==== SELECTED EXCERPT ====

2. Java SQL Transpiler Library

Sonatype Nexus (Snapshots) javadoc Gradle CI/QA Quality Coverage license Issues PRs Welcome

Transpile, Resolve, Lineage – A Database independent, stand-alone SQL Transpiler, Column Resolver and Lineage Tracer written in pure Java, translating various large RDBMS SQL Dialects into a few smaller RDBMS Dialects for Unit Testing.

JSQLTranspiler allows you to develop and test your Big Data SQL at no cost on a local DuckDB instance before deploying and running it in the cloud.

Internal Functions will be rewritten based on the actual meaning and purpose of the function, respecting different function arguments’ count, order and type. Rewrite of Window- and Aggregate-Functions as well.

====

■ **EXERCISE TASKS**:
- 1) Can you copy out the passage of the SQL transpiler description from "Sonatype Nexus (Snapshots)" to "Aggregate-Functions as well."?
- 2) According to the SQL transpiler description, which properties of function arguments does the rewrite of internal functions respect?

==== STORED ROWS ====

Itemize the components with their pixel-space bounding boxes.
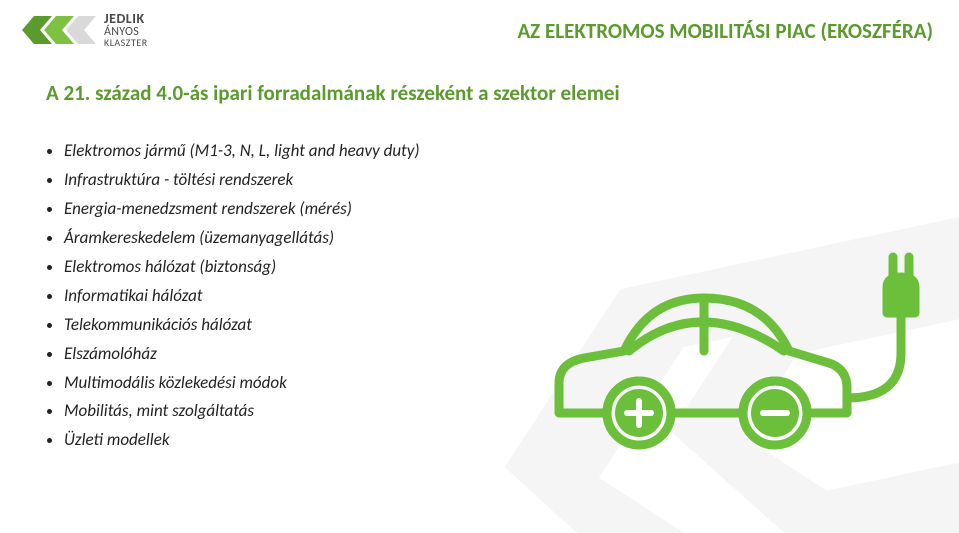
list-item: Elszámolóház bbox=[64, 343, 506, 366]
electric-car-icon bbox=[529, 243, 929, 503]
list-item: Mobilitás, mint szolgáltatás bbox=[64, 400, 506, 423]
page-header-title: AZ ELEKTROMOS MOBILITÁSI PIAC (EKOSZFÉRA… bbox=[517, 18, 933, 44]
logo-mark-icon bbox=[18, 12, 98, 48]
list-item: Üzleti modellek bbox=[64, 429, 506, 452]
list-item: Informatikai hálózat bbox=[64, 285, 506, 308]
electric-car-graphic bbox=[529, 243, 929, 503]
logo-line1: JEDLIK bbox=[104, 12, 148, 26]
list-item: Áramkereskedelem (üzemanyagellátás) bbox=[64, 227, 506, 250]
logo-line3: KLASZTER bbox=[104, 38, 148, 48]
list-item: Telekommunikációs hálózat bbox=[64, 314, 506, 337]
page-subtitle: A 21. század 4.0-ás ipari forradalmának … bbox=[46, 80, 620, 106]
logo: JEDLIK ÁNYOS KLASZTER bbox=[18, 12, 148, 48]
list-item: Energia-menedzsment rendszerek (mérés) bbox=[64, 198, 506, 221]
bullet-list: Elektromos jármű (M1-3, N, L, light and … bbox=[46, 140, 506, 458]
list-item: Infrastruktúra - töltési rendszerek bbox=[64, 169, 506, 192]
list-item: Elektromos jármű (M1-3, N, L, light and … bbox=[64, 140, 506, 163]
logo-text: JEDLIK ÁNYOS KLASZTER bbox=[104, 12, 148, 48]
list-item: Elektromos hálózat (biztonság) bbox=[64, 256, 506, 279]
list-item: Multimodális közlekedési módok bbox=[64, 372, 506, 395]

====

■ **SOLUTIONS BY TASK**:
- 1)
Sonatype Nexus (Snapshots) javadoc Gradle CI/QA Quality Coverage license Issues PRs Welcome

Transpile, Resolve, Lineage – A Database independent, stand-alone SQL Transpiler, Column Resolver and Lineage Tracer written in pure Java, translating various large RDBMS SQL Dialects into a few smaller RDBMS Dialects for Unit Testing.

JSQLTranspiler allows you to develop and test your Big Data SQL at no cost on a local DuckDB instance before deploying and running it in the cloud.

Internal Functions will be rewritten based on the actual meaning and purpose of the function, respecting different function arguments’ count, order and type. Rewrite of Window- and Aggregate-Functions as well.

- 2) Count, order, and type.